GOAL. Copy, in full, each line of the material that holds the word "document".

*** GIVEN DATA ***

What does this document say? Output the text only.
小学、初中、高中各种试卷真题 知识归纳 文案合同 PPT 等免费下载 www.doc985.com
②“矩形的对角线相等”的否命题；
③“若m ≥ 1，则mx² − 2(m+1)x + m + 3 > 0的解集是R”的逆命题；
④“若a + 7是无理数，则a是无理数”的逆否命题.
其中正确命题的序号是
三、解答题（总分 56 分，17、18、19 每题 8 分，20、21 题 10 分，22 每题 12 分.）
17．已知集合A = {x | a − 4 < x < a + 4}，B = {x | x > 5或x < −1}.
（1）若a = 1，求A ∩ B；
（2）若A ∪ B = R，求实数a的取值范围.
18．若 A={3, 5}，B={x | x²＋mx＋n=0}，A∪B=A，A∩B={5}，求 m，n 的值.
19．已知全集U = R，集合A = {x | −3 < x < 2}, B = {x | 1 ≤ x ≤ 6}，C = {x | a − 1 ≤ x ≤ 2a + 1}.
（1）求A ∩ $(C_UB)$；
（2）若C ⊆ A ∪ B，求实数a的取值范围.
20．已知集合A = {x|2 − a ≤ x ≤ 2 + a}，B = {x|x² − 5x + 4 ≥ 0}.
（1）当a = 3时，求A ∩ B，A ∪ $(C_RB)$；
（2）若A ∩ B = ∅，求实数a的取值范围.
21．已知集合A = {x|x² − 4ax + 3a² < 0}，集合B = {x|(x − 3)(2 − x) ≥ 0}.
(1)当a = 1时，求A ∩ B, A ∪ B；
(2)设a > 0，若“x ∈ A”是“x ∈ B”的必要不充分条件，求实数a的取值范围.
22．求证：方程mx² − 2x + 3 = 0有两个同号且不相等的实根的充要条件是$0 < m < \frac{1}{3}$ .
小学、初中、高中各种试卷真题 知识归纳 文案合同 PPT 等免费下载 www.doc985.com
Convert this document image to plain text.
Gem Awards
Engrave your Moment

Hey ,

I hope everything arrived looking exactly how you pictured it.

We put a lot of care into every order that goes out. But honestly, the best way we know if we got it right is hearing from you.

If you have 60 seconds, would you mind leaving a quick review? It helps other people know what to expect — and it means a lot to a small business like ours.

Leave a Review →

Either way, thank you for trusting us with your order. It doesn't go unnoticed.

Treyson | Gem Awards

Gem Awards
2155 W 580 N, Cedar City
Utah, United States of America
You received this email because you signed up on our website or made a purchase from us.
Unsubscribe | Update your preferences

***

RESULT OF THIS EXERCISE.
What does this document say? Output the text only.
Convert this document image to plain text.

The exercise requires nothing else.